(Saved entries)

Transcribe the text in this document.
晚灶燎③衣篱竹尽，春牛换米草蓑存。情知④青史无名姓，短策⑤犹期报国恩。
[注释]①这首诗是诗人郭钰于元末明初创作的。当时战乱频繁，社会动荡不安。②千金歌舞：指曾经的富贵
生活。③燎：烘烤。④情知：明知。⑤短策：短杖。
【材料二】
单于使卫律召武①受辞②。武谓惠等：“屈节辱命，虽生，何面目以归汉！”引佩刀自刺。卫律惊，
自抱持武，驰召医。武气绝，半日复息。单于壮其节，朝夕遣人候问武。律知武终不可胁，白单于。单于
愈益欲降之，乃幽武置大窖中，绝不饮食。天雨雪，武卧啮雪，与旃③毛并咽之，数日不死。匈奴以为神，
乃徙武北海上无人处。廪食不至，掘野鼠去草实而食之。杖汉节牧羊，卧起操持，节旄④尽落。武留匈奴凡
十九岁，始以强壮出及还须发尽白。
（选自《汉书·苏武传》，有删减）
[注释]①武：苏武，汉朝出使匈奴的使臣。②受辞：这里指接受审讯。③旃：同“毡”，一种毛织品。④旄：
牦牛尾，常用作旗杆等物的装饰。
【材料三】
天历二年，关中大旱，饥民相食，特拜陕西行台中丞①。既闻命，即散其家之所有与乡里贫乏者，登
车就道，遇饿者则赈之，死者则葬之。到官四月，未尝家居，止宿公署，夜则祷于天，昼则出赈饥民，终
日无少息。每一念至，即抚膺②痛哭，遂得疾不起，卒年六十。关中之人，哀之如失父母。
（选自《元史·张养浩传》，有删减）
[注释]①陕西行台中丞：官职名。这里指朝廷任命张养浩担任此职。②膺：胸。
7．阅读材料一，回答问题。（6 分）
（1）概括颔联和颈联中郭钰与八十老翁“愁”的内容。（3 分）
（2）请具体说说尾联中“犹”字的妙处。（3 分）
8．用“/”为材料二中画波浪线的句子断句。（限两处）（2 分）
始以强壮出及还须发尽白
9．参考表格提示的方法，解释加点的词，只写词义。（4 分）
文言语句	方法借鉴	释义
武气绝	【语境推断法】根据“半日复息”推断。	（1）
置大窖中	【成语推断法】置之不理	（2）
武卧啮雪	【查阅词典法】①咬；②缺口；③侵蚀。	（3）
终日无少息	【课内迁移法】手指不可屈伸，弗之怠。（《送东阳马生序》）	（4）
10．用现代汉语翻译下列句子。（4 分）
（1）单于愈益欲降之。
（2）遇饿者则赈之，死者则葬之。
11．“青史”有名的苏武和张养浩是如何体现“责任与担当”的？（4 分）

**EXERCISE GOAL**
Make an exact copy of the listing, including every line.

**COMPLETE OUTPUT**
Transcribe the text in this document.
晚灶燎③衣篱竹尽，春牛换米草蓑存。情知④青史无名姓，短策⑤犹期报国恩。
[注释]①这首诗是诗人郭钰于元末明初创作的。当时战乱频繁，社会动荡不安。②千金歌舞：指曾经的富贵
生活。③燎：烘烤。④情知：明知。⑤短策：短杖。
【材料二】
单于使卫律召武①受辞②。武谓惠等：“屈节辱命，虽生，何面目以归汉！”引佩刀自刺。卫律惊，
自抱持武，驰召医。武气绝，半日复息。单于壮其节，朝夕遣人候问武。律知武终不可胁，白单于。单于
愈益欲降之，乃幽武置大窖中，绝不饮食。天雨雪，武卧啮雪，与旃③毛并咽之，数日不死。匈奴以为神，
乃徙武北海上无人处。廪食不至，掘野鼠去草实而食之。杖汉节牧羊，卧起操持，节旄④尽落。武留匈奴凡
十九岁，始以强壮出及还须发尽白。
（选自《汉书·苏武传》，有删减）
[注释]①武：苏武，汉朝出使匈奴的使臣。②受辞：这里指接受审讯。③旃：同“毡”，一种毛织品。④旄：
牦牛尾，常用作旗杆等物的装饰。
【材料三】
天历二年，关中大旱，饥民相食，特拜陕西行台中丞①。既闻命，即散其家之所有与乡里贫乏者，登
车就道，遇饿者则赈之，死者则葬之。到官四月，未尝家居，止宿公署，夜则祷于天，昼则出赈饥民，终
日无少息。每一念至，即抚膺②痛哭，遂得疾不起，卒年六十。关中之人，哀之如失父母。
（选自《元史·张养浩传》，有删减）
[注释]①陕西行台中丞：官职名。这里指朝廷任命张养浩担任此职。②膺：胸。
7．阅读材料一，回答问题。（6 分）
（1）概括颔联和颈联中郭钰与八十老翁“愁”的内容。（3 分）
（2）请具体说说尾联中“犹”字的妙处。（3 分）
8．用“/”为材料二中画波浪线的句子断句。（限两处）（2 分）
始以强壮出及还须发尽白
9．参考表格提示的方法，解释加点的词，只写词义。（4 分）
文言语句	方法借鉴	释义
武气绝	【语境推断法】根据“半日复息”推断。	（1）
置大窖中	【成语推断法】置之不理	（2）
武卧啮雪	【查阅词典法】①咬；②缺口；③侵蚀。	（3）
终日无少息	【课内迁移法】手指不可屈伸，弗之怠。（《送东阳马生序》）	（4）
10．用现代汉语翻译下列句子。（4 分）
（1）单于愈益欲降之。
（2）遇饿者则赈之，死者则葬之。
11．“青史”有名的苏武和张养浩是如何体现“责任与担当”的？（4 分）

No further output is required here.